TASK DATA:
#####
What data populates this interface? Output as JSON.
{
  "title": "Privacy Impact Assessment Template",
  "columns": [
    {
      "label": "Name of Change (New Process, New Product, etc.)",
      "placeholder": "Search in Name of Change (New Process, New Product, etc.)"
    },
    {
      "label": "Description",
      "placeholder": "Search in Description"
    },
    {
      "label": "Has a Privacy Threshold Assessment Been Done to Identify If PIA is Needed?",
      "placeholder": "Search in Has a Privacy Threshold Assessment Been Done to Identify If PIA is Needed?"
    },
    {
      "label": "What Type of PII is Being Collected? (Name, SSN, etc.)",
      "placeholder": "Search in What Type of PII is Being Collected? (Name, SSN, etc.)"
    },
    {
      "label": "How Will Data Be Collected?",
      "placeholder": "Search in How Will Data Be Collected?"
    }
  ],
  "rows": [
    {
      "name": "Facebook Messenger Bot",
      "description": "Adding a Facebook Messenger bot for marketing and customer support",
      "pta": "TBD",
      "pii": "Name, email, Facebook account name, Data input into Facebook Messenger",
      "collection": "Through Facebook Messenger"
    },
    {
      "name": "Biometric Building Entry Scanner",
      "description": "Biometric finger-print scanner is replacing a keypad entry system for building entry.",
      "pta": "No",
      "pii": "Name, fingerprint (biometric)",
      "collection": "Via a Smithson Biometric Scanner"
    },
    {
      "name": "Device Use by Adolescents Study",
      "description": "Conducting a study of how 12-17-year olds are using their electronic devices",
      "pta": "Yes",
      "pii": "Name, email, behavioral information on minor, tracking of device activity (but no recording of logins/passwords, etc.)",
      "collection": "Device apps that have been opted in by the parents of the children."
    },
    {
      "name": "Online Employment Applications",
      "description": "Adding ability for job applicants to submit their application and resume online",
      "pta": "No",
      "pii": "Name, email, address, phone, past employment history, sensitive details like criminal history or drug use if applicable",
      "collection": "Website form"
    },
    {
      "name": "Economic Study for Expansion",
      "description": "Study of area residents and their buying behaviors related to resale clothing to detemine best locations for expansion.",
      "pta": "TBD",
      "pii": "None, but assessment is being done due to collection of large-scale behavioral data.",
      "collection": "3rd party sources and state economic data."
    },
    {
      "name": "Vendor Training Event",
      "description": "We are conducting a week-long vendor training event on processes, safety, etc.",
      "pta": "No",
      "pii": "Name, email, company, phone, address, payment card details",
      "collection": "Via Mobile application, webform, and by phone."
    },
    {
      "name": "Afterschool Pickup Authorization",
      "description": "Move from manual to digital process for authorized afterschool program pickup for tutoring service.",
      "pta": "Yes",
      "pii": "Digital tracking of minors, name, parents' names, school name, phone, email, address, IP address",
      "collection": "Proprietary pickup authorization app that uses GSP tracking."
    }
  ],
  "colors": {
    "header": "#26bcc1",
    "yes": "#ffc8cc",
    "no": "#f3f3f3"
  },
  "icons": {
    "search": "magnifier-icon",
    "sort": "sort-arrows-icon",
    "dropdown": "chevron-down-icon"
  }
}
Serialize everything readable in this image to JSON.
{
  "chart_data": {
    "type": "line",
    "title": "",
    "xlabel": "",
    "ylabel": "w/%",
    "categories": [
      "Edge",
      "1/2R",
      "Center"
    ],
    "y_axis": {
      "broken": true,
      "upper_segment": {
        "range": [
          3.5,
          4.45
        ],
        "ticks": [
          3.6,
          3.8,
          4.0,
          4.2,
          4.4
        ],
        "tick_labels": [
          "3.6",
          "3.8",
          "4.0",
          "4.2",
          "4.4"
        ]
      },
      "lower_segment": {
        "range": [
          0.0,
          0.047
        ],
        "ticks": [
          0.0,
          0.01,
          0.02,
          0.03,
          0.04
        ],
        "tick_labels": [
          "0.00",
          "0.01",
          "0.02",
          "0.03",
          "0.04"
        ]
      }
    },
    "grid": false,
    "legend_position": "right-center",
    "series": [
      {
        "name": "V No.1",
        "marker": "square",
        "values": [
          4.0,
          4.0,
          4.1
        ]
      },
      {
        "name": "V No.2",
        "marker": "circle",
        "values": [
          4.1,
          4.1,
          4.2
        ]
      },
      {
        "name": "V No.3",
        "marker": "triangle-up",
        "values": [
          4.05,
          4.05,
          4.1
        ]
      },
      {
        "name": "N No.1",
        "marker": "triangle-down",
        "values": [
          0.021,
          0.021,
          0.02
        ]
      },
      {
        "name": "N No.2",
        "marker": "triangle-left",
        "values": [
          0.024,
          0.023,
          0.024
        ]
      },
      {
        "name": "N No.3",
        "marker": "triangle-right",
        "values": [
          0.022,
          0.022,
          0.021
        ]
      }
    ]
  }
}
#####
From the records above, how many lines include the word "Change"? Only the number is wanted.

2